== DATA FOR THIS EXERCISE ==
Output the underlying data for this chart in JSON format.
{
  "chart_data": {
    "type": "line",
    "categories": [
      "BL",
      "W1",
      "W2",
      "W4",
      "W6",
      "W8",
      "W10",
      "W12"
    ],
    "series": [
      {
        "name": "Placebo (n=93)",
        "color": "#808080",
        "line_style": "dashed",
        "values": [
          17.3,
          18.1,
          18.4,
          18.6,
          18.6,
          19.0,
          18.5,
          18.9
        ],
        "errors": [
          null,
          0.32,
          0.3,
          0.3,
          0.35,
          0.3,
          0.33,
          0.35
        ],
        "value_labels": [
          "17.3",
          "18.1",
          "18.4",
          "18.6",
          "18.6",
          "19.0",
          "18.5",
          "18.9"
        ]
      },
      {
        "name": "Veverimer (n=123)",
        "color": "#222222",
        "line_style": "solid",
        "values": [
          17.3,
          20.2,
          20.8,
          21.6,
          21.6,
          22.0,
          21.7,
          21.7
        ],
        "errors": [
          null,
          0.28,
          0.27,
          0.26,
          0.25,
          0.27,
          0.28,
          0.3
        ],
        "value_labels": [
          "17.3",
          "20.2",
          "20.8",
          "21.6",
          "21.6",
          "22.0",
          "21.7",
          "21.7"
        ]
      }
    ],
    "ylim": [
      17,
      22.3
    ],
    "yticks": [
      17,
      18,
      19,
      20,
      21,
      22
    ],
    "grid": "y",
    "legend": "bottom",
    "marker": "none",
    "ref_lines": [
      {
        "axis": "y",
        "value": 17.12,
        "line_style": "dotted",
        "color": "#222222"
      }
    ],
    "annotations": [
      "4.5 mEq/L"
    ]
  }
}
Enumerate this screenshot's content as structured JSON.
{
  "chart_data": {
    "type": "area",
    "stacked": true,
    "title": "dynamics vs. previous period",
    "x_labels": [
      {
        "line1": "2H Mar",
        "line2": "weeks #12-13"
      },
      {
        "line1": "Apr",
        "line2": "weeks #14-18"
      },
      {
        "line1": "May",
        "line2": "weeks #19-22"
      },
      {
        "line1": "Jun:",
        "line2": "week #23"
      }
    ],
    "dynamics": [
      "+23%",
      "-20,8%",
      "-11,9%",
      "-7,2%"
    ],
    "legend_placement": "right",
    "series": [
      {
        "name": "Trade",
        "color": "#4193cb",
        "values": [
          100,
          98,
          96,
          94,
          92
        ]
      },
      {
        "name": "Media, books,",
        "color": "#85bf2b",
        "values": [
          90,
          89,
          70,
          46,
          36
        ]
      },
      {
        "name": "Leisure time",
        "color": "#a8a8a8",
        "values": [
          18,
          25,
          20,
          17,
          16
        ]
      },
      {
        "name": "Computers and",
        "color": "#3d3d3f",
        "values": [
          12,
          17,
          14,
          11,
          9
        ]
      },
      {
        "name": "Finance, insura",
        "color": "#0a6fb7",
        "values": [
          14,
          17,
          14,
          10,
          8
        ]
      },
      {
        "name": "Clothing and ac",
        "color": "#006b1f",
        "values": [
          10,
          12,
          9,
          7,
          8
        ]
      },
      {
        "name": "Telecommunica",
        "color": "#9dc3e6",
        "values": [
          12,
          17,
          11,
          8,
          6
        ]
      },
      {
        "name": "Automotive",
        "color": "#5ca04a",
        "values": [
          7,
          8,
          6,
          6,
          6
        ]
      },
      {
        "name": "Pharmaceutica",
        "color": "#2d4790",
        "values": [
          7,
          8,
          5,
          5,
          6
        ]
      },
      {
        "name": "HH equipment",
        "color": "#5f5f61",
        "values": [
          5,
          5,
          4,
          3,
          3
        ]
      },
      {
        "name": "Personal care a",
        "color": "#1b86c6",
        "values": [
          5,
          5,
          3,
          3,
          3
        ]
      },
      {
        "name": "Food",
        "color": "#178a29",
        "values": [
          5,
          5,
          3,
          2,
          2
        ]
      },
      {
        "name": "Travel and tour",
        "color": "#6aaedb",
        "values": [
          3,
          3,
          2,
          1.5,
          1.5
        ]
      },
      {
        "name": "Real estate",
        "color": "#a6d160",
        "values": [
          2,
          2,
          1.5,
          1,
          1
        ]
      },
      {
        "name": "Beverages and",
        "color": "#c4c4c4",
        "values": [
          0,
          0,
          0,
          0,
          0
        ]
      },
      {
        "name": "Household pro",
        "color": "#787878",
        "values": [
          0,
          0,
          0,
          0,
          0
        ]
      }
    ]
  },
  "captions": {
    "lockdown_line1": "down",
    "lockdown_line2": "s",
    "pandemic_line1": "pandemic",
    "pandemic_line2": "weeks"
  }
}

== WHAT YOU HAVE TO DO ==
Lines containing the string "weeks" are to be selected and copied.

== OUTPUT OF THE EXERCISE ==
        "line2": "weeks #12-13"
        "line2": "weeks #14-18"
        "line2": "weeks #19-22"
    "pandemic_line2": "weeks"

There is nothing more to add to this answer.